How many lines in the records below contain the word "standards"? Answer with the number alone.

======== Data for this exercise

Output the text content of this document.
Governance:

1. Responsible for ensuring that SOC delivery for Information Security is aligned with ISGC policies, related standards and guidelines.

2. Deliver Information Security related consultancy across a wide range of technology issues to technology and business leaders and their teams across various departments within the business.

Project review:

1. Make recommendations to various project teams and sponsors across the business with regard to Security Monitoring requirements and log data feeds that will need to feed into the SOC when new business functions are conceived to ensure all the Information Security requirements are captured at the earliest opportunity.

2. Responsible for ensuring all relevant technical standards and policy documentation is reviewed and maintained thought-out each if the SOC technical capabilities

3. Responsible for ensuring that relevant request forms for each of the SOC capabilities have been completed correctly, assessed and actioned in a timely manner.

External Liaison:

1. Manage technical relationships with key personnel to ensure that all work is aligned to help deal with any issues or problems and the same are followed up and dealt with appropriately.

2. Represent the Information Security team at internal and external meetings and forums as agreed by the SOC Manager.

================

> Solution for this task: 2